■ **TEXT SHOWN**:
== == ==

LONDON (Reuters) – Pfizer and Moderna’s legal battle over their rival COVID-19 vaccines will continue after London’s High Court on Wednesday gave Pfizer permission to take the case to the Court of Appeal.
Pfizer and its German partner BioNTech sued Moderna in London in September 2022, seeking to revoke two patents held by Moderna, which hit back days later alleging its own patents had been infringed.
The High Court gave a mixed ruling in July, ruling that one of Moderna’s two patents relating to the messenger RNA (mRNA) technology that underpinned its COVID-19 vaccine was invalid.
But the court ruled another similar patent was valid and that Pfizer and BioNTech’s Comirnaty vaccine had infringed it, meaning Moderna is entitled to damages in relation to sales after March 2022.
Judge Richard Meade gave Pfizer and BioNTech permission to appeal against that decision on Wednesday. The issue of any damages owed to Moderna is on hold pending their appeal.
Moderna was refused permission to appeal in relation to its patent which was found to be invalid, but the company can still apply directly to the Court of Appeal.
The London lawsuits are just one leg of a global battle between Pfizer, BioNTech and Moderna, which have also been involved in proceedings in Germany, the Netherlands, Belgium and the United States, as well as at the European Patent Office.

== == ==

[Data records]
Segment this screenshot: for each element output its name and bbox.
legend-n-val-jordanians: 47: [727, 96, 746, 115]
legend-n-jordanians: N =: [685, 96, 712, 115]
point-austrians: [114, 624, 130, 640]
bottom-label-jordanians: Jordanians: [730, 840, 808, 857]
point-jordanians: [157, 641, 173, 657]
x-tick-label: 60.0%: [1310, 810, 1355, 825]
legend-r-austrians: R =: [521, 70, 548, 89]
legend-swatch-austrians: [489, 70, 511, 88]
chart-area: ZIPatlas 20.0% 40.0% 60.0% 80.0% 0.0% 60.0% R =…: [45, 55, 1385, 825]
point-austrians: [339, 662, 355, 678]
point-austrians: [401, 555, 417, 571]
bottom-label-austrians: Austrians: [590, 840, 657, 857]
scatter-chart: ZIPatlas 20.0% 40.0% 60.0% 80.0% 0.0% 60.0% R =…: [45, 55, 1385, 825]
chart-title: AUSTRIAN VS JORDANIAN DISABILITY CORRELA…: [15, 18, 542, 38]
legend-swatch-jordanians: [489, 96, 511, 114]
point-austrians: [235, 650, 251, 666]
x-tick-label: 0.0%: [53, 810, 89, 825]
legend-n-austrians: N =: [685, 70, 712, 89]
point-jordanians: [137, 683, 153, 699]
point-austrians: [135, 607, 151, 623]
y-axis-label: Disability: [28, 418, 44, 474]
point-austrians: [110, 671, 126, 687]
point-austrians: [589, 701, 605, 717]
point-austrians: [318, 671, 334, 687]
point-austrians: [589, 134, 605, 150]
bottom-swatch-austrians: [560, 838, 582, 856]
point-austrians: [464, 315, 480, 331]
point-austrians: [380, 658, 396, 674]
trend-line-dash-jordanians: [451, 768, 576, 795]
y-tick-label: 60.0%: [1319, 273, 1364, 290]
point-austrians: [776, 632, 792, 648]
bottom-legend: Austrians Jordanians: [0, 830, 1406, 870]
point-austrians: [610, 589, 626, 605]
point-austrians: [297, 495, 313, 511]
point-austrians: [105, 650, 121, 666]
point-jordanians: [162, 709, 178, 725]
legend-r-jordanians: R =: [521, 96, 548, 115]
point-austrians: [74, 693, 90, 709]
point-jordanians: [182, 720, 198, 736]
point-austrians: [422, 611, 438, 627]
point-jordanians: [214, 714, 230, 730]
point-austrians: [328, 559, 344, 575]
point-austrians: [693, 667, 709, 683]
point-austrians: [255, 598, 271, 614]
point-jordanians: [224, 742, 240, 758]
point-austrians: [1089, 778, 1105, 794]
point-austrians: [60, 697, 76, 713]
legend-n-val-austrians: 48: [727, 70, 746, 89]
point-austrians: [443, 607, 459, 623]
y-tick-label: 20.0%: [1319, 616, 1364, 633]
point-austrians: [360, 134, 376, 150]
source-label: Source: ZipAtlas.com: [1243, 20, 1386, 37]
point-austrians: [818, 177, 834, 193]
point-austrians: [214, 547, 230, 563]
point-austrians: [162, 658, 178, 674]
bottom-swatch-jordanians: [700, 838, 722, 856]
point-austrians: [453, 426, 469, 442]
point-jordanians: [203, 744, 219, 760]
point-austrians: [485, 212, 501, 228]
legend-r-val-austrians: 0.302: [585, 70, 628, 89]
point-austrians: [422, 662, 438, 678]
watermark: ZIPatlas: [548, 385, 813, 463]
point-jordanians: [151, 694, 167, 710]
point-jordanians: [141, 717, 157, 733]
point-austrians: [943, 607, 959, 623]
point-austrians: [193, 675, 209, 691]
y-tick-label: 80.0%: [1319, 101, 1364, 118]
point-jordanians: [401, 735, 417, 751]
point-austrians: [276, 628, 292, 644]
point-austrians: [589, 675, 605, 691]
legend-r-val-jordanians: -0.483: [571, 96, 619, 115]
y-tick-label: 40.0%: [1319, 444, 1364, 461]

== == ==

■ **WORK ORDER A**:
Rewrite the paragraph of the Pfizer–Moderna article that begins "But the court ruled another similar patent was valid" as a short bulleted list that keeps its main facts.
■ **WORK ORDER B**:
According to the Pfizer–Moderna article, which judge gave Pfizer and BioNTech permission to appeal?

■ **ANSWER AREA A**:
- The court found Moderna's other, similar patent valid.
- Pfizer and BioNTech's Comirnaty vaccine infringed that patent.
- Moderna is therefore entitled to damages for sales after March 2022.

■ **ANSWER AREA B**:
Judge Richard Meade.